- Selection
[Start]
For obvious reasons, we can't simply not add the MessageListener2 because we want to capture <xsl:message> including the errorCode. And the same thing happens if we revert back to MessageListener, except that it happens in MessageListenerProxy instead of MessageListenerProxy2 in that case.

This is using the currently most recent NuGet package with version 10.6.0 on .NET Framework 4.8

Actions #1

Updated by Emanuel Wlaschitz over 2 years ago

Oops, my bad, I started typing the title, then got side-tracked and forgot about it. Should probably something like "NullPointerException in MessageListenerProxy2 for non-string xsl:message content" or so.

Actions #2

Updated by Michael Kay over 2 years ago

  • Subject changed from Null to System.ArgumentNullException from message listener (unknown location URI?)

Thanks for reporting it, we'll take a look.

Missing location URIs are a constant source of trouble.

Actions #3

Updated by Michael Kay over 2 years ago

Sorry for the delay in responding.

I think there are two separate issues here.

The first is that the C# proxy code crashes if the location has a null system ID - it should be prepared to accept that, as there are always some cases where the system ID is unknown (e.g. when the stylesheet is loaded from an anonymous Stream).

The second is that the Java code is sometimes supplying a location with a null system ID when it should be able to supply an actual system ID.

Actions #4

Updated by Michael Kay over 2 years ago

Looking first at cases where the system ID is needlessly absent from the location passed to the message listener:

I have reproduced this for the first case of <xsl:message><xsl:value-of select="local-name()"/></xsl:message> where the context item is a document node (which means that local-name() returns a zero-length string, which means that <xsl:value-of> constructs a zero-length text node, which means that the content of the message is a document node with no children). The issue here is simply that the message is fed through to the message listener as a sequence of Receiver events, and this sequence consists solely of a startDocument followed by endDocument, and neither of these events carries location information. This case (of an empty message) is presumably untypical, so it's probably not worth focusing on it.
[End]
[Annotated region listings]
[Start]
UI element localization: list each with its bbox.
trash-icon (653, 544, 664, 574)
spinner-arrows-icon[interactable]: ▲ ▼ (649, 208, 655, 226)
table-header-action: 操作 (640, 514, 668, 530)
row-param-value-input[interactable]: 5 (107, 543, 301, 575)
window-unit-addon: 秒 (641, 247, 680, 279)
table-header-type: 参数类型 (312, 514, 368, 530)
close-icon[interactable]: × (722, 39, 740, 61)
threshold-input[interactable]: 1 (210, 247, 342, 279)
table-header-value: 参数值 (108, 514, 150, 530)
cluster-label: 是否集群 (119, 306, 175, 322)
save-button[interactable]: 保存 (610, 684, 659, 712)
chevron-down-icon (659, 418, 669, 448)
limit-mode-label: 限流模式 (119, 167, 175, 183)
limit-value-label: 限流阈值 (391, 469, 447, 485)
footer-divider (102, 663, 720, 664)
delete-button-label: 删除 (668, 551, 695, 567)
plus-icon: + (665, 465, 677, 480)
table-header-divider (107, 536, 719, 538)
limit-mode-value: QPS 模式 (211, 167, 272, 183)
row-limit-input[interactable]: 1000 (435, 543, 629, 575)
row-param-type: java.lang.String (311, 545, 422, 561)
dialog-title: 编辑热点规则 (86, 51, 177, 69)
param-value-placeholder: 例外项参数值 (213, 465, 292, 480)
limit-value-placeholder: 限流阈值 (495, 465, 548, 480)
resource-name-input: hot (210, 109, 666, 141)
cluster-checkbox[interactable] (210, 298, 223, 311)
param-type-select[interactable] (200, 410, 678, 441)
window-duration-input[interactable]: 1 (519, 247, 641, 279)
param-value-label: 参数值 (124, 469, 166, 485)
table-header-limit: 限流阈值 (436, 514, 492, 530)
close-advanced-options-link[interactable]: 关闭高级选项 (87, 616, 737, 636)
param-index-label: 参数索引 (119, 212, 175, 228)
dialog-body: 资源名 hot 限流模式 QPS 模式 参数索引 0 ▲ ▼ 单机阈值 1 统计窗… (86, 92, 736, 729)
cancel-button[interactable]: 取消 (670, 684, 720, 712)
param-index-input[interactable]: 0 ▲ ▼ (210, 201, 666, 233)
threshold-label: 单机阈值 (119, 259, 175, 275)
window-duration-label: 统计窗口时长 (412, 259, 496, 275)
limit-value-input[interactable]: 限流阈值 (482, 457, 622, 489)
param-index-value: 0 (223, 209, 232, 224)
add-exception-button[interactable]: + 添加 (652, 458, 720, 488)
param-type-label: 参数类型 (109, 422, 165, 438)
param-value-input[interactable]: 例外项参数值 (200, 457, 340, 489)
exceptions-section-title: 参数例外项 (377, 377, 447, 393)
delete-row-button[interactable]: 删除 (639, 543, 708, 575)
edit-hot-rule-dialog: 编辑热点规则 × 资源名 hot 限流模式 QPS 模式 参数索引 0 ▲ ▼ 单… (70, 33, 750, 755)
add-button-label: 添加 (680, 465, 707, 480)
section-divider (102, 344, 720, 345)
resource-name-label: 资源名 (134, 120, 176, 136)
[End]
- Directions
1 - Reproduce the issue thread word for word.
2 - Rewrite the listing from its first line through the line containing "616, 737, 636)", swapping "interactable" for "clickable" and leaving everything else unchanged.

- Written responses
1 -
For obvious reasons, we can't simply not add the MessageListener2 because we want to capture <xsl:message> including the errorCode. And the same thing happens if we revert back to MessageListener, except that it happens in MessageListenerProxy instead of MessageListenerProxy2 in that case.

This is using the currently most recent NuGet package with version 10.6.0 on .NET Framework 4.8

Actions #1

Updated by Emanuel Wlaschitz over 2 years ago

Oops, my bad, I started typing the title, then got side-tracked and forgot about it. Should probably something like "NullPointerException in MessageListenerProxy2 for non-string xsl:message content" or so.

Actions #2

Updated by Michael Kay over 2 years ago

  • Subject changed from Null to System.ArgumentNullException from message listener (unknown location URI?)

Thanks for reporting it, we'll take a look.

Missing location URIs are a constant source of trouble.

Actions #3

Updated by Michael Kay over 2 years ago

Sorry for the delay in responding.

I think there are two separate issues here.

The first is that the C# proxy code crashes if the location has a null system ID - it should be prepared to accept that, as there are always some cases where the system ID is unknown (e.g. when the stylesheet is loaded from an anonymous Stream).

The second is that the Java code is sometimes supplying a location with a null system ID when it should be able to supply an actual system ID.

Actions #4

Updated by Michael Kay over 2 years ago

Looking first at cases where the system ID is needlessly absent from the location passed to the message listener:

I have reproduced this for the first case of <xsl:message><xsl:value-of select="local-name()"/></xsl:message> where the context item is a document node (which means that local-name() returns a zero-length string, which means that <xsl:value-of> constructs a zero-length text node, which means that the content of the message is a document node with no children). The issue here is simply that the message is fed through to the message listener as a sequence of Receiver events, and this sequence consists solely of a startDocument followed by endDocument, and neither of these events carries location information. This case (of an empty message) is presumably untypical, so it's probably not worth focusing on it.

2 -
UI element localization: list each with its bbox.
trash-icon (653, 544, 664, 574)
spinner-arrows-icon[clickable]: ▲ ▼ (649, 208, 655, 226)
table-header-action: 操作 (640, 514, 668, 530)
row-param-value-input[clickable]: 5 (107, 543, 301, 575)
window-unit-addon: 秒 (641, 247, 680, 279)
table-header-type: 参数类型 (312, 514, 368, 530)
close-icon[clickable]: × (722, 39, 740, 61)
threshold-input[clickable]: 1 (210, 247, 342, 279)
table-header-value: 参数值 (108, 514, 150, 530)
cluster-label: 是否集群 (119, 306, 175, 322)
save-button[clickable]: 保存 (610, 684, 659, 712)
chevron-down-icon (659, 418, 669, 448)
limit-mode-label: 限流模式 (119, 167, 175, 183)
limit-value-label: 限流阈值 (391, 469, 447, 485)
footer-divider (102, 663, 720, 664)
delete-button-label: 删除 (668, 551, 695, 567)
plus-icon: + (665, 465, 677, 480)
table-header-divider (107, 536, 719, 538)
limit-mode-value: QPS 模式 (211, 167, 272, 183)
row-limit-input[clickable]: 1000 (435, 543, 629, 575)
row-param-type: java.lang.String (311, 545, 422, 561)
dialog-title: 编辑热点规则 (86, 51, 177, 69)
param-value-placeholder: 例外项参数值 (213, 465, 292, 480)
limit-value-placeholder: 限流阈值 (495, 465, 548, 480)
resource-name-input: hot (210, 109, 666, 141)
cluster-checkbox[clickable] (210, 298, 223, 311)
param-type-select[clickable] (200, 410, 678, 441)
window-duration-input[clickable]: 1 (519, 247, 641, 279)
param-value-label: 参数值 (124, 469, 166, 485)
table-header-limit: 限流阈值 (436, 514, 492, 530)
close-advanced-options-link[clickable]: 关闭高级选项 (87, 616, 737, 636)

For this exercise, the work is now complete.